Set problem: Look for the string "岱川医疗" in every line, and copy each line that has it.

Information shown:
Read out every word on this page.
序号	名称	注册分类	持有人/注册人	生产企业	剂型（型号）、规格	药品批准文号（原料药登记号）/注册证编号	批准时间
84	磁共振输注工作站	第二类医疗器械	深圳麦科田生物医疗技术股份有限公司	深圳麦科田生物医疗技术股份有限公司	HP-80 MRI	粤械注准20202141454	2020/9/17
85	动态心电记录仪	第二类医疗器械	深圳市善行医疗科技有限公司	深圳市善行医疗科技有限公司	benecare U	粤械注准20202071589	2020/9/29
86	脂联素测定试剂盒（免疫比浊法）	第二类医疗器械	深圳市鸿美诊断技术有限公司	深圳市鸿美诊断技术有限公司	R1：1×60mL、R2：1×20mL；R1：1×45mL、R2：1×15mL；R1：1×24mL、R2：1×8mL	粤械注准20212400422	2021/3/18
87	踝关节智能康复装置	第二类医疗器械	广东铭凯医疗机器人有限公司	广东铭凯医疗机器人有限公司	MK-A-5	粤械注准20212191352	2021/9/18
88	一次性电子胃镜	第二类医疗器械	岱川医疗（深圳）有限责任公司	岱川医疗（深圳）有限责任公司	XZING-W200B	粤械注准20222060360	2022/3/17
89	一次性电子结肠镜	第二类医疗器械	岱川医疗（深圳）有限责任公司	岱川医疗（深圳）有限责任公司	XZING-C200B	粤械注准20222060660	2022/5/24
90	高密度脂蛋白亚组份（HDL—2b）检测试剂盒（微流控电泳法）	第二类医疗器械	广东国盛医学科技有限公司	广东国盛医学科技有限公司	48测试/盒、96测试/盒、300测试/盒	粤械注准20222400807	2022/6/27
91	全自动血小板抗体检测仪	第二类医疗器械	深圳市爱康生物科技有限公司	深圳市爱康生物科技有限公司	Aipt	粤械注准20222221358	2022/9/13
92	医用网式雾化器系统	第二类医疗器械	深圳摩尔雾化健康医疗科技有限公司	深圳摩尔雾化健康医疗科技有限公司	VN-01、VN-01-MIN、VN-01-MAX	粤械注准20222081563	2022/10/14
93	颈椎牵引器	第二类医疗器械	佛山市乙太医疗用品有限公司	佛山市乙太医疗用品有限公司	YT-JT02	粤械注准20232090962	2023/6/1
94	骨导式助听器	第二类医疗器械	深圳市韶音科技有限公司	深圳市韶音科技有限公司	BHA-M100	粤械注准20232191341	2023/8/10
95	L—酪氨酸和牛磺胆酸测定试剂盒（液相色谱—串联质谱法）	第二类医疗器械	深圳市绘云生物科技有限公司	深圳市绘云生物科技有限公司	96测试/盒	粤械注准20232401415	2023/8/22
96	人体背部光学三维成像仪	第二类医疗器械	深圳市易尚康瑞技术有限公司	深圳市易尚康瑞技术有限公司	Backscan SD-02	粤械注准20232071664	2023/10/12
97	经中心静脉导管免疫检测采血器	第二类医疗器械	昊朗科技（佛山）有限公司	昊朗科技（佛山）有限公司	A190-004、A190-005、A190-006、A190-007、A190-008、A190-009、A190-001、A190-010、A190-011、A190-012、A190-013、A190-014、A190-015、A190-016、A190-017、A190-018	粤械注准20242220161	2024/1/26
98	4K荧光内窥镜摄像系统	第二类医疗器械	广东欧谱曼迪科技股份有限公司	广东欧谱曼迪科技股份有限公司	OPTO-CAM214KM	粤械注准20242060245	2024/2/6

Answer for the task:
88	一次性电子胃镜	第二类医疗器械	岱川医疗（深圳）有限责任公司	岱川医疗（深圳）有限责任公司	XZING-W200B	粤械注准20222060360	2022/3/17
89	一次性电子结肠镜	第二类医疗器械	岱川医疗（深圳）有限责任公司	岱川医疗（深圳）有限责任公司	XZING-C200B	粤械注准20222060660	2022/5/24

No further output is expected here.